WHAT NEEDS TO BE DONE: Copy out every line of the entries below with no changes.

--- Begin EXTRACTED ENTRIES ---

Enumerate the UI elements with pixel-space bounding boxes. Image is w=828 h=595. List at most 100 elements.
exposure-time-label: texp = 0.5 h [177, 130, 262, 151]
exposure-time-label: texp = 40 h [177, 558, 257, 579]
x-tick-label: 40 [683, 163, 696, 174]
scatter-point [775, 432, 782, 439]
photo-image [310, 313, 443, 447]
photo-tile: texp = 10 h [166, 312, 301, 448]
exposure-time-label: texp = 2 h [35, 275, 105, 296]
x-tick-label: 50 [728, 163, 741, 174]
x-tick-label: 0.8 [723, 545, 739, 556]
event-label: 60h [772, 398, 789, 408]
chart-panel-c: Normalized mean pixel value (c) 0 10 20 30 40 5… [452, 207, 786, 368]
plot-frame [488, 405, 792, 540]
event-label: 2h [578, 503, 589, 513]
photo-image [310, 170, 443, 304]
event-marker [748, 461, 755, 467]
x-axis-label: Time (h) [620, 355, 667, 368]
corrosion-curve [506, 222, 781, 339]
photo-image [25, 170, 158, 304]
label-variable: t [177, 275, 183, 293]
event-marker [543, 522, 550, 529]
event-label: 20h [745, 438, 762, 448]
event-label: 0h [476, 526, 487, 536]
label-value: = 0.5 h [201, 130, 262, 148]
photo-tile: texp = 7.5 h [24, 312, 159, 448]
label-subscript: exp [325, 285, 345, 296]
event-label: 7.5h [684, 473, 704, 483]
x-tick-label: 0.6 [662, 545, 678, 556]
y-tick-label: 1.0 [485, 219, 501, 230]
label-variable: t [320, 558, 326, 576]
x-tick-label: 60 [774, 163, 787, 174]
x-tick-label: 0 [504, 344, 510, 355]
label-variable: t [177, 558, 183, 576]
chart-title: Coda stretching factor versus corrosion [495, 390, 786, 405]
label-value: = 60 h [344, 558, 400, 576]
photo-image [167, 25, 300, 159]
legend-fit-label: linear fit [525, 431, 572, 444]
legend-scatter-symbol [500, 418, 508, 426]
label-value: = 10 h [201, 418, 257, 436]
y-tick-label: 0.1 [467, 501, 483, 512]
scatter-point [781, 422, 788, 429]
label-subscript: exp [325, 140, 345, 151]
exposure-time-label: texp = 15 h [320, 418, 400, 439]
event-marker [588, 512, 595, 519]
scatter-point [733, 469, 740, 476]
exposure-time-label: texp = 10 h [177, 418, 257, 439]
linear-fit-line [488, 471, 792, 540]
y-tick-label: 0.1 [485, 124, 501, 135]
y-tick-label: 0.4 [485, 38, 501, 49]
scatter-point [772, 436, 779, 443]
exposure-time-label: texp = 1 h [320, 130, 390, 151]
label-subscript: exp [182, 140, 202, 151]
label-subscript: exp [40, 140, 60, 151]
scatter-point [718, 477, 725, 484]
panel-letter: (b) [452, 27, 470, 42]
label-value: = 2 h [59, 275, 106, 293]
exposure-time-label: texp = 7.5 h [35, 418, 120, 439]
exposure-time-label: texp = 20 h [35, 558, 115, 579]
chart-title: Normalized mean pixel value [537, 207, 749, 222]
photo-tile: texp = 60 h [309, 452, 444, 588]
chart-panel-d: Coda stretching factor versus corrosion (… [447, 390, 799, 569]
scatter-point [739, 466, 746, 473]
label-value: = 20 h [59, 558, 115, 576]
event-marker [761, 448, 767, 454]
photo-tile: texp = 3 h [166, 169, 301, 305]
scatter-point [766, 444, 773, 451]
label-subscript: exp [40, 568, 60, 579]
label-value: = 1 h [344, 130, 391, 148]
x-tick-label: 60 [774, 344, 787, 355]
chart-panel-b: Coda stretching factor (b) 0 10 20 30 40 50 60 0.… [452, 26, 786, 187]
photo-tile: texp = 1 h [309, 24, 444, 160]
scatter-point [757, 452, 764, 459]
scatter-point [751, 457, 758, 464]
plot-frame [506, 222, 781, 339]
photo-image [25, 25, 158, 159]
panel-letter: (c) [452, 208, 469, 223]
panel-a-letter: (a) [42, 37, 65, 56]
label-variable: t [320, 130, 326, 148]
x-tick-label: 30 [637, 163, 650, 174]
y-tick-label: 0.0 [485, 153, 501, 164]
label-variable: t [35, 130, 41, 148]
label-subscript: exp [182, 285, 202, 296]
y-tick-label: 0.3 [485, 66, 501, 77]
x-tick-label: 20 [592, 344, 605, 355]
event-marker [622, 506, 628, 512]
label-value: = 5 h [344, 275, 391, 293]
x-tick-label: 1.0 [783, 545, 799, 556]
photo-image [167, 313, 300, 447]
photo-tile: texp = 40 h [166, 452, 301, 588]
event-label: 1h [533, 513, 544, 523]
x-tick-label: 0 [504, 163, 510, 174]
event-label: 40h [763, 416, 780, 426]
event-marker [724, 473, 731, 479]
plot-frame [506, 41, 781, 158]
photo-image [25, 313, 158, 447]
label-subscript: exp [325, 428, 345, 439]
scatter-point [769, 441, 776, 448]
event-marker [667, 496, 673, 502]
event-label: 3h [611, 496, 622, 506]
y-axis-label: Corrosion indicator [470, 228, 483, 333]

--- End EXTRACTED ENTRIES ---

SOLUTION TO THIS PROBLEM:
Enumerate the UI elements with pixel-space bounding boxes. Image is w=828 h=595. List at most 100 elements.
exposure-time-label: texp = 0.5 h [177, 130, 262, 151]
exposure-time-label: texp = 40 h [177, 558, 257, 579]
x-tick-label: 40 [683, 163, 696, 174]
scatter-point [775, 432, 782, 439]
photo-image [310, 313, 443, 447]
photo-tile: texp = 10 h [166, 312, 301, 448]
exposure-time-label: texp = 2 h [35, 275, 105, 296]
x-tick-label: 50 [728, 163, 741, 174]
x-tick-label: 0.8 [723, 545, 739, 556]
event-label: 60h [772, 398, 789, 408]
chart-panel-c: Normalized mean pixel value (c) 0 10 20 30 40 5… [452, 207, 786, 368]
plot-frame [488, 405, 792, 540]
event-label: 2h [578, 503, 589, 513]
photo-image [310, 170, 443, 304]
event-marker [748, 461, 755, 467]
x-axis-label: Time (h) [620, 355, 667, 368]
corrosion-curve [506, 222, 781, 339]
photo-image [25, 170, 158, 304]
label-variable: t [177, 275, 183, 293]
event-marker [543, 522, 550, 529]
event-label: 20h [745, 438, 762, 448]
event-label: 0h [476, 526, 487, 536]
label-value: = 0.5 h [201, 130, 262, 148]
photo-tile: texp = 7.5 h [24, 312, 159, 448]
label-subscript: exp [325, 285, 345, 296]
event-label: 7.5h [684, 473, 704, 483]
x-tick-label: 0.6 [662, 545, 678, 556]
y-tick-label: 1.0 [485, 219, 501, 230]
label-variable: t [320, 558, 326, 576]
x-tick-label: 60 [774, 163, 787, 174]
x-tick-label: 0 [504, 344, 510, 355]
label-variable: t [177, 558, 183, 576]
chart-title: Coda stretching factor versus corrosion [495, 390, 786, 405]
label-value: = 60 h [344, 558, 400, 576]
photo-image [167, 25, 300, 159]
legend-fit-label: linear fit [525, 431, 572, 444]
legend-scatter-symbol [500, 418, 508, 426]
label-value: = 10 h [201, 418, 257, 436]
y-tick-label: 0.1 [467, 501, 483, 512]
scatter-point [781, 422, 788, 429]
label-subscript: exp [325, 140, 345, 151]
exposure-time-label: texp = 15 h [320, 418, 400, 439]
event-marker [588, 512, 595, 519]
scatter-point [733, 469, 740, 476]
exposure-time-label: texp = 10 h [177, 418, 257, 439]
linear-fit-line [488, 471, 792, 540]
y-tick-label: 0.1 [485, 124, 501, 135]
y-tick-label: 0.4 [485, 38, 501, 49]
scatter-point [772, 436, 779, 443]
exposure-time-label: texp = 1 h [320, 130, 390, 151]
label-subscript: exp [182, 140, 202, 151]
label-subscript: exp [40, 140, 60, 151]
scatter-point [718, 477, 725, 484]
panel-letter: (b) [452, 27, 470, 42]
label-value: = 2 h [59, 275, 106, 293]
exposure-time-label: texp = 7.5 h [35, 418, 120, 439]
exposure-time-label: texp = 20 h [35, 558, 115, 579]
chart-title: Normalized mean pixel value [537, 207, 749, 222]
photo-tile: texp = 60 h [309, 452, 444, 588]
chart-panel-d: Coda stretching factor versus corrosion (… [447, 390, 799, 569]
scatter-point [739, 466, 746, 473]
label-value: = 20 h [59, 558, 115, 576]
event-marker [761, 448, 767, 454]
photo-tile: texp = 3 h [166, 169, 301, 305]
scatter-point [766, 444, 773, 451]
label-subscript: exp [40, 568, 60, 579]
label-value: = 1 h [344, 130, 391, 148]
x-tick-label: 60 [774, 344, 787, 355]
chart-panel-b: Coda stretching factor (b) 0 10 20 30 40 50 60 0.… [452, 26, 786, 187]
photo-tile: texp = 1 h [309, 24, 444, 160]
scatter-point [757, 452, 764, 459]
scatter-point [751, 457, 758, 464]
plot-frame [506, 222, 781, 339]
photo-image [25, 25, 158, 159]
panel-letter: (c) [452, 208, 469, 223]
panel-a-letter: (a) [42, 37, 65, 56]
label-variable: t [320, 130, 326, 148]
x-tick-label: 30 [637, 163, 650, 174]
y-tick-label: 0.0 [485, 153, 501, 164]
label-variable: t [35, 130, 41, 148]
label-subscript: exp [182, 285, 202, 296]
y-tick-label: 0.3 [485, 66, 501, 77]
x-tick-label: 20 [592, 344, 605, 355]
event-marker [622, 506, 628, 512]
label-value: = 5 h [344, 275, 391, 293]
x-tick-label: 1.0 [783, 545, 799, 556]
photo-image [167, 313, 300, 447]
photo-tile: texp = 40 h [166, 452, 301, 588]
event-label: 1h [533, 513, 544, 523]
x-tick-label: 0 [504, 163, 510, 174]
event-label: 40h [763, 416, 780, 426]
event-marker [724, 473, 731, 479]
plot-frame [506, 41, 781, 158]
photo-image [25, 313, 158, 447]
label-subscript: exp [325, 428, 345, 439]
scatter-point [769, 441, 776, 448]
event-marker [667, 496, 673, 502]
event-label: 3h [611, 496, 622, 506]
y-axis-label: Corrosion indicator [470, 228, 483, 333]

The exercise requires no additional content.